(PASSAGE FOR REVIEW begins)
Excess mortality has demonstrated under-counting of COVID-19 deaths in many countries but cannot be measured in low-income countries where civil registration is incomplete.

Methods

Enumerators conducted an in-person census of all 16,054 households in a sample of 135 villages within a 350 km 2 region of Bangladesh followed by a census conducted again in May and November 2020 over the phone. The date and cause of any changes in household composition, as well as changes in income and food availability, were recorded. For analysis, we stratify the mortality data by month, age, gender, and household education. Mortality rates were modeled by Bayesian multilevel regression and the strata aggregated to the population by poststratification.

Results

A total of 276 deaths were reported between February and the end of October 2020 for the subset of the population that could be contacted twice over the phone, slightly below the 289 deaths reported for the same population over the same period in 2019. After adjustment for survey non-response and poststratification, 2020 mortality changed by -8% (95% CI, -21% to 7%) relative to an annualized mortality of 6.1 per thousand in 2019. However, salaried breadwinners reported a 40% decline in income and businesses a 60% decline in profits in May 2020.

Discussion

All-cause mortality in the surveyed portion of rural Bangladesh was if anything lower in 2020 compared to 2019. Our findings suggest various restrictions imposed by the government limited the scale of the pandemic, although they need to be accompanied by expanded welfare programs.

Key questions

What is already known?
(PASSAGE FOR REVIEW ends)
(MATERIAL PROVIDED begins)
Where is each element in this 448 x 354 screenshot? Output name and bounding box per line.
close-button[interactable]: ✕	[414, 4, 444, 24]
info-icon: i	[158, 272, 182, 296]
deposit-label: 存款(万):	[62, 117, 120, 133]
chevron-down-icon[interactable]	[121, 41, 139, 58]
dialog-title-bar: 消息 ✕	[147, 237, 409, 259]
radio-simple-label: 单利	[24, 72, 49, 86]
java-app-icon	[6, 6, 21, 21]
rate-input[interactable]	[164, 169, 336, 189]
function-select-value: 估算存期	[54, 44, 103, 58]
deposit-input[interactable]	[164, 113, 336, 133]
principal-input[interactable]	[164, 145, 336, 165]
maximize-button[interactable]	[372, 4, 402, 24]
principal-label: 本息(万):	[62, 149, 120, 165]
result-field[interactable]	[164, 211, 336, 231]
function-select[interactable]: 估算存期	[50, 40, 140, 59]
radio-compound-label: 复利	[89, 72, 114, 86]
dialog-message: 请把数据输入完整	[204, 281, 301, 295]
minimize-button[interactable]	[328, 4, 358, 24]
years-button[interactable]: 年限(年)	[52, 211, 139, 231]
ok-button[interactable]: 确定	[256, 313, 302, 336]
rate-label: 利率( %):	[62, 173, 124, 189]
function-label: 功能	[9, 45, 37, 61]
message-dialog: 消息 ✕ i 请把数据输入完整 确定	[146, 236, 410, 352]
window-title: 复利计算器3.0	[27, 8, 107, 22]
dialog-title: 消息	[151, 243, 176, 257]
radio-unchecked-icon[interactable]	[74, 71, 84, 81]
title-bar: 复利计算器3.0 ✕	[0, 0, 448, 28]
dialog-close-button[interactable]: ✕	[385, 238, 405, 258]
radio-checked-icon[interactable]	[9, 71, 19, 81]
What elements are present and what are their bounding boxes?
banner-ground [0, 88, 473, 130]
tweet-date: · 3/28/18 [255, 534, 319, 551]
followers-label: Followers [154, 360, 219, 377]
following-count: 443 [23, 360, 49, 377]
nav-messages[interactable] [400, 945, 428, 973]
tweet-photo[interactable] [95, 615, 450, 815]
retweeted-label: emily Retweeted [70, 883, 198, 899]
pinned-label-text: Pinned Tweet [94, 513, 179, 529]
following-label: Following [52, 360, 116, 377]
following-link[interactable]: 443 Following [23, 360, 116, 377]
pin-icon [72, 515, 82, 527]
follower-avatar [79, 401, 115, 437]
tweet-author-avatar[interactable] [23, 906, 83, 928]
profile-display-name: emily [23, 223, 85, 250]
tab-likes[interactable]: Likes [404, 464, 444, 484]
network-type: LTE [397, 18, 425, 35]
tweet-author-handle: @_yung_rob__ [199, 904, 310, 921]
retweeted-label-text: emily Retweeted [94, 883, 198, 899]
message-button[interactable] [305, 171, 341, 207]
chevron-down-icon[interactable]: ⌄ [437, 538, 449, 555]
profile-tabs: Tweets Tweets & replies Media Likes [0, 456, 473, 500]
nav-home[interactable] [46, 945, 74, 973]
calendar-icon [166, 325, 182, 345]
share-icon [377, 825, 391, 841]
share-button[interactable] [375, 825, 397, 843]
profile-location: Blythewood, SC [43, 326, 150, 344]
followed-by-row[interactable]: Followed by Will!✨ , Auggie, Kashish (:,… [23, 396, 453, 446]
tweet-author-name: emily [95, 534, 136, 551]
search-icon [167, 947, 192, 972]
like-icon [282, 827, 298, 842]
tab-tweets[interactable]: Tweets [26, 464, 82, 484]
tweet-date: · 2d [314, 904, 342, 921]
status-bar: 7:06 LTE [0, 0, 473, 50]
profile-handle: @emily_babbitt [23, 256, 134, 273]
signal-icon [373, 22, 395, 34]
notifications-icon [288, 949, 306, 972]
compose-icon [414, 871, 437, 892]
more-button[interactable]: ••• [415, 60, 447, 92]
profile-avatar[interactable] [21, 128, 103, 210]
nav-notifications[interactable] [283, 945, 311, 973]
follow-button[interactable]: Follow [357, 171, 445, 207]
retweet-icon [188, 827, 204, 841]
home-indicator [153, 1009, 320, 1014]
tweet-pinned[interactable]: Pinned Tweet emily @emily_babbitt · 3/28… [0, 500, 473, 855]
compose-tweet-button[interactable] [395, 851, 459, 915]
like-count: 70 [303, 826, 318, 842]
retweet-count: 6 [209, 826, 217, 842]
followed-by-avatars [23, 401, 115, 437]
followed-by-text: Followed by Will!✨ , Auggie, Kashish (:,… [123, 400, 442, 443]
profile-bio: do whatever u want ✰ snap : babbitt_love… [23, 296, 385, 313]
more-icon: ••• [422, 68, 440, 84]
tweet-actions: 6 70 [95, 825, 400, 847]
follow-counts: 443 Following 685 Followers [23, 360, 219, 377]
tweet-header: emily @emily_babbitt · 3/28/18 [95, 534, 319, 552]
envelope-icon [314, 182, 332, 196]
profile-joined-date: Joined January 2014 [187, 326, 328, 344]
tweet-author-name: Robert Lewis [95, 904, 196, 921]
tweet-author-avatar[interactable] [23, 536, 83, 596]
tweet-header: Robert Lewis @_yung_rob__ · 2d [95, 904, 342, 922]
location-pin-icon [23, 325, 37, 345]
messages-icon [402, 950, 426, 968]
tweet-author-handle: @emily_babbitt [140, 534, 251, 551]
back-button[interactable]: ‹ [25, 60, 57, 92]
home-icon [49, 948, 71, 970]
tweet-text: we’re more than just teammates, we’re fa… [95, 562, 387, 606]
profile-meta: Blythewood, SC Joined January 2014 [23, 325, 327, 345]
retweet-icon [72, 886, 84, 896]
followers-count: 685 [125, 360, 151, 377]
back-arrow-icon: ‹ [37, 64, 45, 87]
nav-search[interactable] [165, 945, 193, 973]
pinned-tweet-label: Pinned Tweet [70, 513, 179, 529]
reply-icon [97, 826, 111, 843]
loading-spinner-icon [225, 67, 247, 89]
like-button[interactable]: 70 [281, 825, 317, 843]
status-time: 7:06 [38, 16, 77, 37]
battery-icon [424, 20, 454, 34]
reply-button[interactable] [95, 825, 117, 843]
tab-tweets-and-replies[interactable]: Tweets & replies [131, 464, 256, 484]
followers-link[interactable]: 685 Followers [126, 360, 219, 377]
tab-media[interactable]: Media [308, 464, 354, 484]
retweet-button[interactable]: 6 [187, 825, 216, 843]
(MATERIAL PROVIDED ends)
▶ [LIST OF TASKS]:
1. According to the abstract, how many deaths were reported between February and the end of October 2020 for the population that could be contacted twice by phone?
2. Turn the abstract's paragraph beginning "Enumerators conducted an in-person census" into a short list that keeps its main facts.
3. Using the abstract, say whether each statement agrees with it, answering yes or no and quoting the words that decide it.
(a) The in-person census covered every household in the sampled villages.
(b) All-cause mortality in the surveyed area was higher in 2020 than in 2019.
(c) Businesses reported a 40% decline in profits in May 2020.

▶ [RESPONSES TO THE EXERCISE]:
1. 276 deaths were reported.

2.
- Enumerators carried out an in-person census of all 16,054 households in 135 sampled villages in a 350 km² region of Bangladesh.
- Two phone censuses followed, in May and November 2020.
- They recorded the date and cause of household composition changes, plus changes in income and food availability.
- Mortality data were stratified by month, age, gender and household education.
- Mortality rates were modeled with Bayesian multilevel regression, and the strata were aggregated to the population by poststratification.

3.
(a) Yes: "an in-person census of all 16,054 households in a sample of 135 villages"
(b) No: "All-cause mortality in the surveyed portion of rural Bangladesh was if anything lower in 2020 compared to 2019."
(c) No: "businesses a 60% decline in profits in May 2020"